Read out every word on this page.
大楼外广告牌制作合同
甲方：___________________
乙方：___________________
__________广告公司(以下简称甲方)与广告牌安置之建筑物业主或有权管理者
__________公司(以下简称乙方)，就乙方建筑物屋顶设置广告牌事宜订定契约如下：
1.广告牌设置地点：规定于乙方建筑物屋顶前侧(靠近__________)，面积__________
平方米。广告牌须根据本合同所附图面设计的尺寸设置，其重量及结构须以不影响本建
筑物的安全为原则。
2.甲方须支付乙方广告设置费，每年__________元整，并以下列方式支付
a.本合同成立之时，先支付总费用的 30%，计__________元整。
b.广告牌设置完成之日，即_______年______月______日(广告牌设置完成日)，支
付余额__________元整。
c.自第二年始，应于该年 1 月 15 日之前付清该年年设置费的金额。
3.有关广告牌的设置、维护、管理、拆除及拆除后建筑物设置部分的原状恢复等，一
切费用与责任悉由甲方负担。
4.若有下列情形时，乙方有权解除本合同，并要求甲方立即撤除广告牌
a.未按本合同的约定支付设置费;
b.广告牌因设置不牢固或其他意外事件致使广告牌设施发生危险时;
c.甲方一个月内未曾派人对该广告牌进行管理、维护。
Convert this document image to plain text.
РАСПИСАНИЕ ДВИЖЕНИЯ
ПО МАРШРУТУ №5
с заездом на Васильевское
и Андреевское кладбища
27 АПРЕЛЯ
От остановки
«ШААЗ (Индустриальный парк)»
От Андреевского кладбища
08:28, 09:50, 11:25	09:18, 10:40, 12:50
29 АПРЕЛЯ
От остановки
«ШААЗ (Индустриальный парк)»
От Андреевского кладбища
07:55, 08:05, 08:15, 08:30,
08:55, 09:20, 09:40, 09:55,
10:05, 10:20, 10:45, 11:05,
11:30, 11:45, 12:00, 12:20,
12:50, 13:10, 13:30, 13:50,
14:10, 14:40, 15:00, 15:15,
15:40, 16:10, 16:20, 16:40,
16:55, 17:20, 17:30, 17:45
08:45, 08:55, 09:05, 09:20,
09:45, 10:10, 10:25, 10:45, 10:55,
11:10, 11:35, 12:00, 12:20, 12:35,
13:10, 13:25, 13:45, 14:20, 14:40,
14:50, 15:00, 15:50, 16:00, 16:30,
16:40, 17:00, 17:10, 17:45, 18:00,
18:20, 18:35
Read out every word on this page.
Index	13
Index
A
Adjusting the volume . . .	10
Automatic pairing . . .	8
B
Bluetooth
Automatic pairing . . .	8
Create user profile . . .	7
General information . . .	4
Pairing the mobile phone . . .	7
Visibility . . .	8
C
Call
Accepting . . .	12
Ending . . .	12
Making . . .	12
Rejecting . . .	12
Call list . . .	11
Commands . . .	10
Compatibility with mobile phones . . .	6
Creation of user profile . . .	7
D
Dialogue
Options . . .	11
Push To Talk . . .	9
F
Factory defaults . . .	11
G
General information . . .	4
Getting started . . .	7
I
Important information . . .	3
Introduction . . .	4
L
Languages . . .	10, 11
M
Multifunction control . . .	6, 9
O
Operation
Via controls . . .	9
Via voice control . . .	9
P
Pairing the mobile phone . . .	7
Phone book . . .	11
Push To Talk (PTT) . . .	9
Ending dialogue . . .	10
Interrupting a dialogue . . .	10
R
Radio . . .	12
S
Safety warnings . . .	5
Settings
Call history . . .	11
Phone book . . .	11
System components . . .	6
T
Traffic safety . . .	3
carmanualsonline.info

•••••

Restate all of the entries above precisely.

Read out every word on this page.
大楼外广告牌制作合同
甲方：___________________
乙方：___________________
__________广告公司(以下简称甲方)与广告牌安置之建筑物业主或有权管理者
__________公司(以下简称乙方)，就乙方建筑物屋顶设置广告牌事宜订定契约如下：
1.广告牌设置地点：规定于乙方建筑物屋顶前侧(靠近__________)，面积__________
平方米。广告牌须根据本合同所附图面设计的尺寸设置，其重量及结构须以不影响本建
筑物的安全为原则。
2.甲方须支付乙方广告设置费，每年__________元整，并以下列方式支付
a.本合同成立之时，先支付总费用的 30%，计__________元整。
b.广告牌设置完成之日，即_______年______月______日(广告牌设置完成日)，支
付余额__________元整。
c.自第二年始，应于该年 1 月 15 日之前付清该年年设置费的金额。
3.有关广告牌的设置、维护、管理、拆除及拆除后建筑物设置部分的原状恢复等，一
切费用与责任悉由甲方负担。
4.若有下列情形时，乙方有权解除本合同，并要求甲方立即撤除广告牌
a.未按本合同的约定支付设置费;
b.广告牌因设置不牢固或其他意外事件致使广告牌设施发生危险时;
c.甲方一个月内未曾派人对该广告牌进行管理、维护。
Convert this document image to plain text.
РАСПИСАНИЕ ДВИЖЕНИЯ
ПО МАРШРУТУ №5
с заездом на Васильевское
и Андреевское кладбища
27 АПРЕЛЯ
От остановки
«ШААЗ (Индустриальный парк)»
От Андреевского кладбища
08:28, 09:50, 11:25	09:18, 10:40, 12:50
29 АПРЕЛЯ
От остановки
«ШААЗ (Индустриальный парк)»
От Андреевского кладбища
07:55, 08:05, 08:15, 08:30,
08:55, 09:20, 09:40, 09:55,
10:05, 10:20, 10:45, 11:05,
11:30, 11:45, 12:00, 12:20,
12:50, 13:10, 13:30, 13:50,
14:10, 14:40, 15:00, 15:15,
15:40, 16:10, 16:20, 16:40,
16:55, 17:20, 17:30, 17:45
08:45, 08:55, 09:05, 09:20,
09:45, 10:10, 10:25, 10:45, 10:55,
11:10, 11:35, 12:00, 12:20, 12:35,
13:10, 13:25, 13:45, 14:20, 14:40,
14:50, 15:00, 15:50, 16:00, 16:30,
16:40, 17:00, 17:10, 17:45, 18:00,
18:20, 18:35
Read out every word on this page.
Index	13
Index
A
Adjusting the volume . . .	10
Automatic pairing . . .	8
B
Bluetooth
Automatic pairing . . .	8
Create user profile . . .	7
General information . . .	4
Pairing the mobile phone . . .	7
Visibility . . .	8
C
Call
Accepting . . .	12
Ending . . .	12
Making . . .	12
Rejecting . . .	12
Call list . . .	11
Commands . . .	10
Compatibility with mobile phones . . .	6
Creation of user profile . . .	7
D
Dialogue
Options . . .	11
Push To Talk . . .	9
F
Factory defaults . . .	11
G
General information . . .	4
Getting started . . .	7
I
Important information . . .	3
Introduction . . .	4
L
Languages . . .	10, 11
M
Multifunction control . . .	6, 9
O
Operation
Via controls . . .	9
Via voice control . . .	9
P
Pairing the mobile phone . . .	7
Phone book . . .	11
Push To Talk (PTT) . . .	9
Ending dialogue . . .	10
Interrupting a dialogue . . .	10
R
Radio . . .	12
S
Safety warnings . . .	5
Settings
Call history . . .	11
Phone book . . .	11
System components . . .	6
T
Traffic safety . . .	3
carmanualsonline.info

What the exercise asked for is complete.